## 引用文
::::::::::
現在ネット上でもその教えに関する沢山の紹介が
見られますが、どれも考えさせられますものであり、
また個人の食が社会や地球にも関わってくるという事が
感じられます。

・「大いに成功・発展の相があっても、怠け者でずるく、
酒肉をたのしんで精進しない者に成功・発展はない。」
・「人格は飲食の慎みによって決まる。」
・「倹約は吉であるが、ケチは凶。」
・「無病の相であっても、若い頃から美味を好み、
毎日の様に美食する者は、老いては消化器系を病み、
食べたくても食べられない病気となる。」
・「肉体労働者は一見自分のために働いている様で
あるが、実はそうではなく、世のため人のために菩薩の
働きをはたらいているのである。
ゆえに自分以上の分以上に大食しなければ、その働きを
為す事が出来ない。
だからその働きの強弱に従って食の大小を定めるべき
である。」
・「常に身の程以上の美食をしている者は、例え人相が
吉であっても運勢は凶である。」
・「人間には天より与えられた一定の食事量がある。
これをみだりに貪り食うものは、天の規律を破るもの
である。」

こうした事を見ますと、現在のやや極端な美食を追及
しますグルメ志向と、社会における問題の増加はどこか
までかつながりがある様に感じます。
現在は「食べる」と言えば、栄養価や味覚や価格に対する
見方が大部分ですが、食するという行為全体や精神性を
見直すべきであるかもしれません。
::::::::::
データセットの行
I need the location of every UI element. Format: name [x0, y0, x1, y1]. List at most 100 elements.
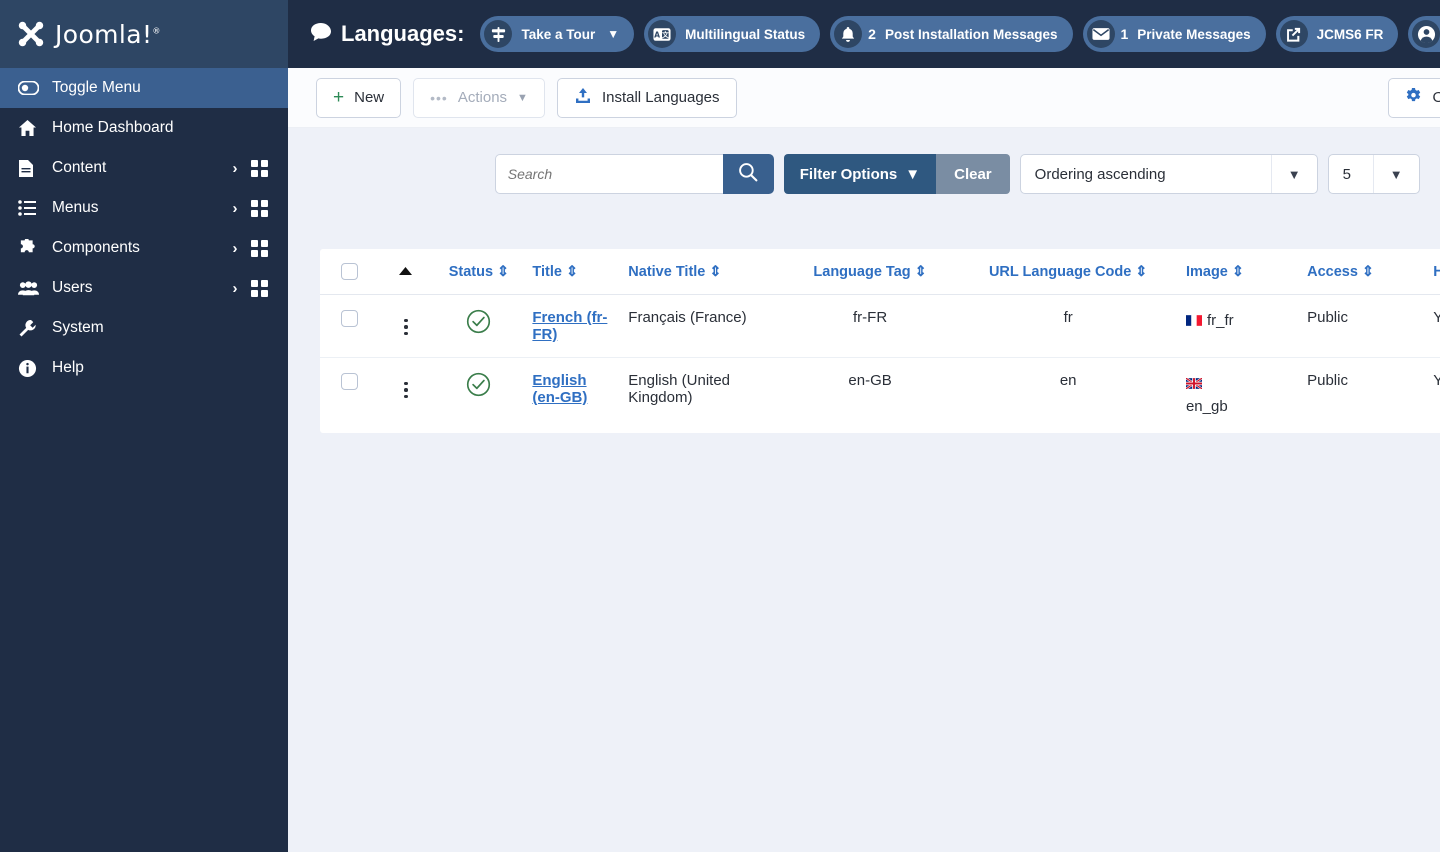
status-published-icon[interactable]: [466, 309, 491, 338]
column-header-access[interactable]: Access ⇕: [1299, 249, 1426, 295]
brand-name: Joomla!®: [55, 19, 161, 49]
row-native-title-cell: English (United Kingdom): [628, 372, 730, 406]
install-languages-button[interactable]: Install Languages: [556, 77, 737, 118]
chevron-down-icon: ▼: [517, 91, 528, 104]
clear-filters-button[interactable]: Clear: [936, 154, 1010, 194]
column-header-title[interactable]: Title ⇕: [524, 249, 621, 295]
ellipsis-icon: •••: [430, 89, 448, 106]
select-all-checkbox[interactable]: [340, 263, 358, 280]
select-all-header: [320, 249, 379, 295]
plus-icon: +: [333, 87, 345, 108]
sort-icon: ⇕: [1135, 263, 1148, 280]
united-kingdom-flag-icon: [1185, 373, 1203, 390]
language-title-link[interactable]: English (en-GB): [532, 372, 587, 406]
chevron-down-icon: ▼: [905, 165, 921, 183]
table-row: English (en-GB) English (United Kingdom)…: [320, 358, 1440, 433]
sidebar-item-label: Content: [52, 159, 107, 176]
ordering-select[interactable]: Ordering ascending ▼: [1019, 154, 1318, 194]
table-body: French (fr-FR) Français (France) fr-FR f…: [320, 294, 1440, 433]
row-actions-cell: [378, 294, 434, 358]
row-select-cell: [320, 294, 379, 358]
list-limit-select[interactable]: 5 ▼: [1327, 154, 1420, 194]
sidebar-item-toggle-menu[interactable]: Toggle Menu: [0, 68, 288, 108]
grid-icon[interactable]: [246, 199, 272, 217]
info-icon: [18, 359, 42, 378]
take-a-tour-button[interactable]: Take a Tour ▼: [480, 16, 635, 52]
grid-icon[interactable]: [246, 279, 272, 297]
sidebar-item-label: Menus: [52, 199, 99, 216]
brand-logo[interactable]: Joomla!®: [0, 0, 288, 68]
sidebar-item-label: Toggle Menu: [52, 79, 141, 96]
sort-icon: ⇕: [1231, 263, 1245, 280]
column-header-language-tag[interactable]: Language Tag ⇕: [781, 249, 959, 295]
actions-button[interactable]: ••• Actions ▼: [413, 77, 545, 118]
sort-icon: ⇕: [497, 263, 510, 280]
sidebar-item-label: Components: [52, 239, 140, 256]
row-language-tag-cell: en-GB: [848, 372, 892, 389]
row-actions-icon[interactable]: [404, 318, 408, 335]
sidebar-item-system[interactable]: System: [0, 308, 288, 348]
sidebar-item-label: Users: [52, 279, 93, 296]
chevron-right-icon[interactable]: ›: [224, 240, 246, 257]
column-header-image[interactable]: Image ⇕: [1177, 249, 1300, 295]
post-installation-messages-button[interactable]: 2 Post Installation Messages: [830, 16, 1073, 52]
pill-label: Take a Tour: [521, 26, 596, 42]
chevron-right-icon[interactable]: ›: [224, 200, 246, 217]
sidebar-item-help[interactable]: Help: [0, 348, 288, 388]
svg-text:A: A: [654, 30, 660, 39]
column-header-url-language-code[interactable]: URL Language Code ⇕: [958, 249, 1178, 295]
row-checkbox[interactable]: [340, 309, 358, 327]
row-checkbox[interactable]: [340, 372, 358, 390]
pill-label: Multilingual Status: [685, 26, 806, 42]
row-select-cell: [320, 358, 378, 433]
languages-table: Status ⇕ Title ⇕ Native Title ⇕ Language Ta…: [320, 249, 1440, 433]
chevron-right-icon[interactable]: ›: [224, 280, 246, 297]
row-actions-icon[interactable]: [404, 381, 408, 398]
status-published-icon[interactable]: [466, 372, 491, 401]
sidebar-item-menus[interactable]: Menus ›: [0, 188, 288, 228]
pill-label: Private Messages: [1137, 26, 1251, 42]
page-title: Languages:: [341, 21, 465, 46]
sidebar-item-label: Help: [52, 359, 84, 376]
sidebar-item-label: Home Dashboard: [52, 119, 174, 136]
sidebar-item-users[interactable]: Users ›: [0, 268, 288, 308]
sidebar-item-content[interactable]: Content ›: [0, 148, 288, 188]
row-home-cell: Yes: [1433, 372, 1440, 389]
new-button[interactable]: + New: [316, 77, 402, 118]
france-flag-icon: [1185, 310, 1202, 326]
filter-options-button[interactable]: Filter Options ▼: [783, 154, 937, 194]
search-group: [494, 154, 774, 194]
app-root: Joomla!® Toggle Menu Home Dashboard Cont…: [0, 0, 1440, 852]
sidebar-item-home-dashboard[interactable]: Home Dashboard: [0, 108, 288, 148]
user-menu-button[interactable]: User Menu ▼: [1408, 16, 1440, 52]
install-languages-label: Install Languages: [601, 89, 720, 106]
column-header-label: Native Title: [628, 263, 706, 280]
grid-icon[interactable]: [246, 159, 272, 177]
search-icon: [738, 162, 758, 187]
sort-icon: ⇕: [565, 263, 579, 280]
column-header-status[interactable]: Status ⇕: [433, 249, 525, 295]
ordering-sort-header[interactable]: [378, 249, 434, 295]
column-header-label: Language Tag: [813, 263, 911, 280]
column-header-native-title[interactable]: Native Title ⇕: [620, 249, 782, 295]
sort-ascending-icon: [399, 264, 413, 280]
list-limit-value: 5: [1342, 165, 1351, 183]
chevron-right-icon[interactable]: ›: [224, 160, 246, 177]
search-button[interactable]: [722, 154, 774, 194]
sidebar-item-label: System: [52, 319, 104, 336]
grid-icon[interactable]: [246, 239, 272, 257]
row-status-cell: [434, 358, 525, 433]
column-header-label: Status: [448, 263, 494, 280]
language-title-link[interactable]: French (fr-FR): [532, 309, 607, 343]
search-input[interactable]: [494, 154, 723, 194]
site-link-button[interactable]: JCMS6 FR: [1275, 16, 1399, 52]
options-button[interactable]: Options: [1388, 77, 1440, 118]
sidebar-item-components[interactable]: Components ›: [0, 228, 288, 268]
columns-row: 10/10 Columns ▾: [320, 209, 1440, 237]
private-messages-button[interactable]: 1 Private Messages: [1082, 16, 1266, 52]
multilingual-status-button[interactable]: A文 Multilingual Status: [644, 16, 821, 52]
row-language-tag-cell: fr-FR: [781, 294, 959, 358]
home-icon: [18, 119, 42, 137]
column-header-home[interactable]: Home⇕: [1425, 249, 1440, 295]
wrench-icon: [18, 319, 42, 338]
::::::::::
## 実施する作業
1. 食の教えを紹介する引用文から、「・」で始まる教えをすべて書き出すこと。
2. エントリの行を一字一句そのまま書き写すこと。"status-published-icon[interactable]: [466, 309, 491, 338]"を含む行から始め、"row-select-cell: [320, 294, 379, 358]"を含む行で終える。

## 回答
1.
・「大いに成功・発展の相があっても、怠け者でずるく、酒肉をたのしんで精進しない者に成功・発展はない。」
・「人格は飲食の慎みによって決まる。」
・「倹約は吉であるが、ケチは凶。」
・「無病の相であっても、若い頃から美味を好み、毎日の様に美食する者は、老いては消化器系を病み、食べたくても食べられない病気となる。」
・「肉体労働者は一見自分のために働いている様であるが、実はそうではなく、世のため人のために菩薩の働きをはたらいているのである。ゆえに自分以上の分以上に大食しなければ、その働きを為す事が出来ない。だからその働きの強弱に従って食の大小を定めるべきである。」
・「常に身の程以上の美食をしている者は、例え人相が吉であっても運勢は凶である。」
・「人間には天より与えられた一定の食事量がある。これをみだりに貪り食うものは、天の規律を破るものである。」

2.
status-published-icon[interactable]: [466, 309, 491, 338]
column-header-access[interactable]: Access ⇕: [1299, 249, 1426, 295]
brand-name: Joomla!®: [55, 19, 161, 49]
row-native-title-cell: English (United Kingdom): [628, 372, 730, 406]
install-languages-button[interactable]: Install Languages: [556, 77, 737, 118]
chevron-down-icon: ▼: [517, 91, 528, 104]
clear-filters-button[interactable]: Clear: [936, 154, 1010, 194]
column-header-title[interactable]: Title ⇕: [524, 249, 621, 295]
ellipsis-icon: •••: [430, 89, 448, 106]
select-all-checkbox[interactable]: [340, 263, 358, 280]
select-all-header: [320, 249, 379, 295]
plus-icon: +: [333, 87, 345, 108]
sort-icon: ⇕: [1135, 263, 1148, 280]
united-kingdom-flag-icon: [1185, 373, 1203, 390]
language-title-link[interactable]: English (en-GB): [532, 372, 587, 406]
chevron-down-icon: ▼: [905, 165, 921, 183]
table-row: English (en-GB) English (United Kingdom)…: [320, 358, 1440, 433]
sidebar-item-label: Content: [52, 159, 107, 176]
ordering-select[interactable]: Ordering ascending ▼: [1019, 154, 1318, 194]
table-body: French (fr-FR) Français (France) fr-FR f…: [320, 294, 1440, 433]
row-actions-cell: [378, 294, 434, 358]
row-select-cell: [320, 294, 379, 358]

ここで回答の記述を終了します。